■ **Exercise**: Copy the lines below as they are; omit the images they contain.

■ **Items from a dataset**:
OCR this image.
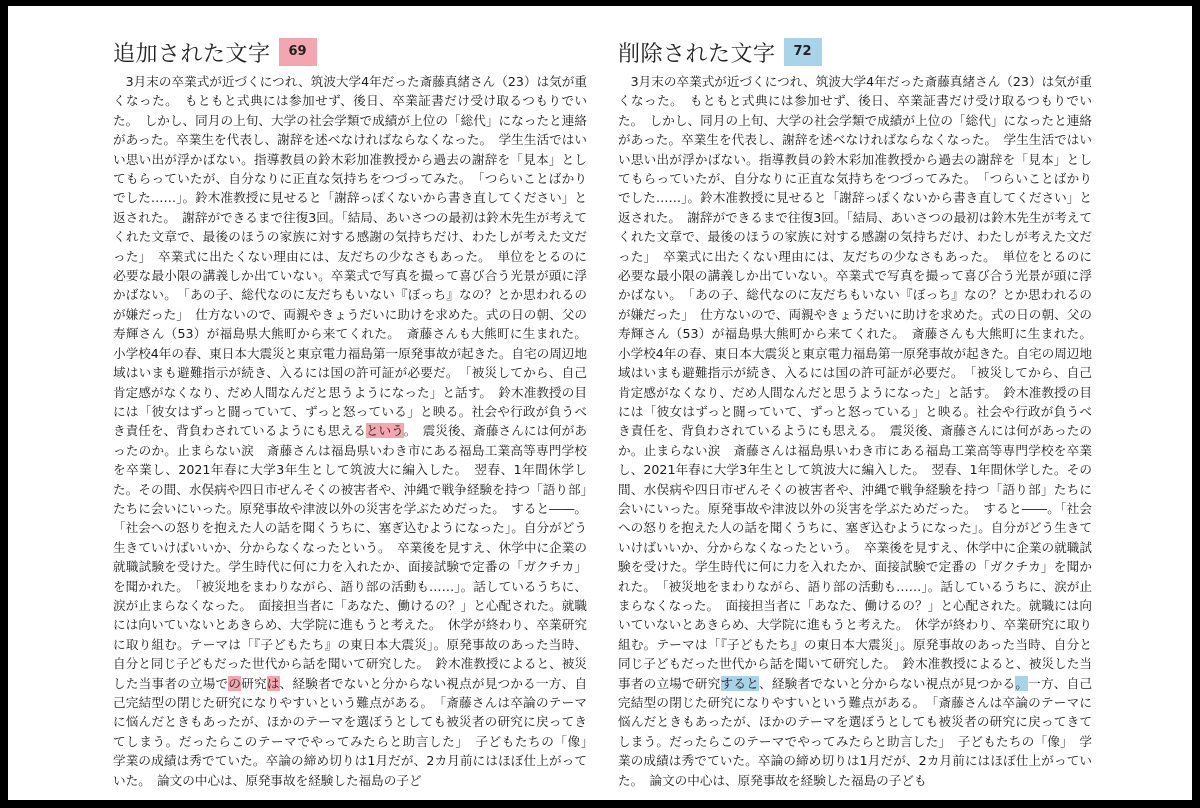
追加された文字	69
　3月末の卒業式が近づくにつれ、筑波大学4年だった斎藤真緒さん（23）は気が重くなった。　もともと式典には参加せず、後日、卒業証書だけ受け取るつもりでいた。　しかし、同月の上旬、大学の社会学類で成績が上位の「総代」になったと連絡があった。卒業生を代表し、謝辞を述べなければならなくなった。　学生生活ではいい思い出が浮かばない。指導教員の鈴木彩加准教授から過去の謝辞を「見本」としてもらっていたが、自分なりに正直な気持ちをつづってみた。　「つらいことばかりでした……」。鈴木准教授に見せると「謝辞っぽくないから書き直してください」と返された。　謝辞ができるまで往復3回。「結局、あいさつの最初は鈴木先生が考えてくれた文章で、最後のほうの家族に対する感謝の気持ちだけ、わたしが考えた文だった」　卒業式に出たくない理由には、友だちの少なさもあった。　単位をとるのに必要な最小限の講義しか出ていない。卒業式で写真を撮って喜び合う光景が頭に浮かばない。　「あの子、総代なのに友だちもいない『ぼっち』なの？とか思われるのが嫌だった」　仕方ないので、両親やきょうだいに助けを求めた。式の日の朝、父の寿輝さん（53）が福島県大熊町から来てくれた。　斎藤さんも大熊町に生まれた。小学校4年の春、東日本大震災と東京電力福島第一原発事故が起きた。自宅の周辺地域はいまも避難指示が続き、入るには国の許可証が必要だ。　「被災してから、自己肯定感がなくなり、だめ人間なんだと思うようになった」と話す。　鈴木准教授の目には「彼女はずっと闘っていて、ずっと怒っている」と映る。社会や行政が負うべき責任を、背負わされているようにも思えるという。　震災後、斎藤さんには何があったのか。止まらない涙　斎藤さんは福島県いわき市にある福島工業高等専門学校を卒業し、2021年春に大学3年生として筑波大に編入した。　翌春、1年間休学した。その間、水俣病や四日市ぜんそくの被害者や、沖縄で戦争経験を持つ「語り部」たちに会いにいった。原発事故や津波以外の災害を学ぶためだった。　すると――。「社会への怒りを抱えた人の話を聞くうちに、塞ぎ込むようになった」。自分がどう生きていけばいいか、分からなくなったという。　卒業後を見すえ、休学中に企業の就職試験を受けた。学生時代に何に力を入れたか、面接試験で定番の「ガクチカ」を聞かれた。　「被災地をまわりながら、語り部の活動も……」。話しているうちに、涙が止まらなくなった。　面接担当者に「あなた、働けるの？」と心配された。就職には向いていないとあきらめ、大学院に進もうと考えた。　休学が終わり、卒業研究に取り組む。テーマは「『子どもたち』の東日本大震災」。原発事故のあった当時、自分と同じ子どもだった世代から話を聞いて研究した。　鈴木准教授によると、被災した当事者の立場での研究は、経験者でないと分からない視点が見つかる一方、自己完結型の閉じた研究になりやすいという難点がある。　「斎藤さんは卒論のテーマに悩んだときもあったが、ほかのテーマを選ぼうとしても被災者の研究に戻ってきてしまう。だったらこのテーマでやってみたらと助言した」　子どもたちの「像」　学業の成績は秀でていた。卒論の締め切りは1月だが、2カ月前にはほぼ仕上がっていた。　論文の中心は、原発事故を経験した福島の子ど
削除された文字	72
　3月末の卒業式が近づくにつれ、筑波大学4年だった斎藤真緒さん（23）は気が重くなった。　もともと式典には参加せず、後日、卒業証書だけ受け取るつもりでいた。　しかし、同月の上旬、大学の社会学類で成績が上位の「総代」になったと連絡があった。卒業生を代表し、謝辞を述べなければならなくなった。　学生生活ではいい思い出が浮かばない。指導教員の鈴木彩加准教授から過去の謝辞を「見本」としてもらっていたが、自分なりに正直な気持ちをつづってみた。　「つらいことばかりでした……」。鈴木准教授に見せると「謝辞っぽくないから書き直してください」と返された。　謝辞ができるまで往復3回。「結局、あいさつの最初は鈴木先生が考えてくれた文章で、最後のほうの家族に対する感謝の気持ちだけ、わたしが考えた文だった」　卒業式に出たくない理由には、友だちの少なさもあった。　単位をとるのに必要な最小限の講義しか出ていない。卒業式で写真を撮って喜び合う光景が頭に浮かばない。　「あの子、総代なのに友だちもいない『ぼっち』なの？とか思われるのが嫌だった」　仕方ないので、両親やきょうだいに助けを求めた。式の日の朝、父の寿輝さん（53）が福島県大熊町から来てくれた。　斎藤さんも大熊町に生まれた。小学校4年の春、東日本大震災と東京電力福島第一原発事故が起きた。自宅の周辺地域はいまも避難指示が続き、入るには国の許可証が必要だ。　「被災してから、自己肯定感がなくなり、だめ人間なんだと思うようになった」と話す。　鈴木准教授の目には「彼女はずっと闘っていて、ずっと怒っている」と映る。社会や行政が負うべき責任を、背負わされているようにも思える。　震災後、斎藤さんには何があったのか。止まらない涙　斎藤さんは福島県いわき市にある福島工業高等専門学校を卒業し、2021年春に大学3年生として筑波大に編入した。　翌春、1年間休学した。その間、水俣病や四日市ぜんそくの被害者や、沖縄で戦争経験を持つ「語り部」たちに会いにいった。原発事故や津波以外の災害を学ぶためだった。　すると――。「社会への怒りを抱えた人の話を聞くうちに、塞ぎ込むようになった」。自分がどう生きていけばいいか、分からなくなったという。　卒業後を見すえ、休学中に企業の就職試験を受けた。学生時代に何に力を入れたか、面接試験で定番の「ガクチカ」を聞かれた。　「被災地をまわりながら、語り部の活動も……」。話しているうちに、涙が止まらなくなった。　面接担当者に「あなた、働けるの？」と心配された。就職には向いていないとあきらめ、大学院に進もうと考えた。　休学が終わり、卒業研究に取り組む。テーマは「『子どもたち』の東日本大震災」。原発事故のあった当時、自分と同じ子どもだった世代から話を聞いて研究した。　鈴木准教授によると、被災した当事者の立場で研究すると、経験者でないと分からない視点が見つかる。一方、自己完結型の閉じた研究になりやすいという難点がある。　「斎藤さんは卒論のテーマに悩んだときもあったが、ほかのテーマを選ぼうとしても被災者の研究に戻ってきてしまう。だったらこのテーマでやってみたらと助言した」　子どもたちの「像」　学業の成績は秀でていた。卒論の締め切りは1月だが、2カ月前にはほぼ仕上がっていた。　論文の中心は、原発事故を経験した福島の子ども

■ **Result for this exercise**:
OCR this image.
追加された文字	69
　3月末の卒業式が近づくにつれ、筑波大学4年だった斎藤真緒さん（23）は気が重くなった。　もともと式典には参加せず、後日、卒業証書だけ受け取るつもりでいた。　しかし、同月の上旬、大学の社会学類で成績が上位の「総代」になったと連絡があった。卒業生を代表し、謝辞を述べなければならなくなった。　学生生活ではいい思い出が浮かばない。指導教員の鈴木彩加准教授から過去の謝辞を「見本」としてもらっていたが、自分なりに正直な気持ちをつづってみた。　「つらいことばかりでした……」。鈴木准教授に見せると「謝辞っぽくないから書き直してください」と返された。　謝辞ができるまで往復3回。「結局、あいさつの最初は鈴木先生が考えてくれた文章で、最後のほうの家族に対する感謝の気持ちだけ、わたしが考えた文だった」　卒業式に出たくない理由には、友だちの少なさもあった。　単位をとるのに必要な最小限の講義しか出ていない。卒業式で写真を撮って喜び合う光景が頭に浮かばない。　「あの子、総代なのに友だちもいない『ぼっち』なの？とか思われるのが嫌だった」　仕方ないので、両親やきょうだいに助けを求めた。式の日の朝、父の寿輝さん（53）が福島県大熊町から来てくれた。　斎藤さんも大熊町に生まれた。小学校4年の春、東日本大震災と東京電力福島第一原発事故が起きた。自宅の周辺地域はいまも避難指示が続き、入るには国の許可証が必要だ。　「被災してから、自己肯定感がなくなり、だめ人間なんだと思うようになった」と話す。　鈴木准教授の目には「彼女はずっと闘っていて、ずっと怒っている」と映る。社会や行政が負うべき責任を、背負わされているようにも思えるという。　震災後、斎藤さんには何があったのか。止まらない涙　斎藤さんは福島県いわき市にある福島工業高等専門学校を卒業し、2021年春に大学3年生として筑波大に編入した。　翌春、1年間休学した。その間、水俣病や四日市ぜんそくの被害者や、沖縄で戦争経験を持つ「語り部」たちに会いにいった。原発事故や津波以外の災害を学ぶためだった。　すると――。「社会への怒りを抱えた人の話を聞くうちに、塞ぎ込むようになった」。自分がどう生きていけばいいか、分からなくなったという。　卒業後を見すえ、休学中に企業の就職試験を受けた。学生時代に何に力を入れたか、面接試験で定番の「ガクチカ」を聞かれた。　「被災地をまわりながら、語り部の活動も……」。話しているうちに、涙が止まらなくなった。　面接担当者に「あなた、働けるの？」と心配された。就職には向いていないとあきらめ、大学院に進もうと考えた。　休学が終わり、卒業研究に取り組む。テーマは「『子どもたち』の東日本大震災」。原発事故のあった当時、自分と同じ子どもだった世代から話を聞いて研究した。　鈴木准教授によると、被災した当事者の立場での研究は、経験者でないと分からない視点が見つかる一方、自己完結型の閉じた研究になりやすいという難点がある。　「斎藤さんは卒論のテーマに悩んだときもあったが、ほかのテーマを選ぼうとしても被災者の研究に戻ってきてしまう。だったらこのテーマでやってみたらと助言した」　子どもたちの「像」　学業の成績は秀でていた。卒論の締め切りは1月だが、2カ月前にはほぼ仕上がっていた。　論文の中心は、原発事故を経験した福島の子ど
削除された文字	72
　3月末の卒業式が近づくにつれ、筑波大学4年だった斎藤真緒さん（23）は気が重くなった。　もともと式典には参加せず、後日、卒業証書だけ受け取るつもりでいた。　しかし、同月の上旬、大学の社会学類で成績が上位の「総代」になったと連絡があった。卒業生を代表し、謝辞を述べなければならなくなった。　学生生活ではいい思い出が浮かばない。指導教員の鈴木彩加准教授から過去の謝辞を「見本」としてもらっていたが、自分なりに正直な気持ちをつづってみた。　「つらいことばかりでした……」。鈴木准教授に見せると「謝辞っぽくないから書き直してください」と返された。　謝辞ができるまで往復3回。「結局、あいさつの最初は鈴木先生が考えてくれた文章で、最後のほうの家族に対する感謝の気持ちだけ、わたしが考えた文だった」　卒業式に出たくない理由には、友だちの少なさもあった。　単位をとるのに必要な最小限の講義しか出ていない。卒業式で写真を撮って喜び合う光景が頭に浮かばない。　「あの子、総代なのに友だちもいない『ぼっち』なの？とか思われるのが嫌だった」　仕方ないので、両親やきょうだいに助けを求めた。式の日の朝、父の寿輝さん（53）が福島県大熊町から来てくれた。　斎藤さんも大熊町に生まれた。小学校4年の春、東日本大震災と東京電力福島第一原発事故が起きた。自宅の周辺地域はいまも避難指示が続き、入るには国の許可証が必要だ。　「被災してから、自己肯定感がなくなり、だめ人間なんだと思うようになった」と話す。　鈴木准教授の目には「彼女はずっと闘っていて、ずっと怒っている」と映る。社会や行政が負うべき責任を、背負わされているようにも思える。　震災後、斎藤さんには何があったのか。止まらない涙　斎藤さんは福島県いわき市にある福島工業高等専門学校を卒業し、2021年春に大学3年生として筑波大に編入した。　翌春、1年間休学した。その間、水俣病や四日市ぜんそくの被害者や、沖縄で戦争経験を持つ「語り部」たちに会いにいった。原発事故や津波以外の災害を学ぶためだった。　すると――。「社会への怒りを抱えた人の話を聞くうちに、塞ぎ込むようになった」。自分がどう生きていけばいいか、分からなくなったという。　卒業後を見すえ、休学中に企業の就職試験を受けた。学生時代に何に力を入れたか、面接試験で定番の「ガクチカ」を聞かれた。　「被災地をまわりながら、語り部の活動も……」。話しているうちに、涙が止まらなくなった。　面接担当者に「あなた、働けるの？」と心配された。就職には向いていないとあきらめ、大学院に進もうと考えた。　休学が終わり、卒業研究に取り組む。テーマは「『子どもたち』の東日本大震災」。原発事故のあった当時、自分と同じ子どもだった世代から話を聞いて研究した。　鈴木准教授によると、被災した当事者の立場で研究すると、経験者でないと分からない視点が見つかる。一方、自己完結型の閉じた研究になりやすいという難点がある。　「斎藤さんは卒論のテーマに悩んだときもあったが、ほかのテーマを選ぼうとしても被災者の研究に戻ってきてしまう。だったらこのテーマでやってみたらと助言した」　子どもたちの「像」　学業の成績は秀でていた。卒論の締め切りは1月だが、2カ月前にはほぼ仕上がっていた。　論文の中心は、原発事故を経験した福島の子ども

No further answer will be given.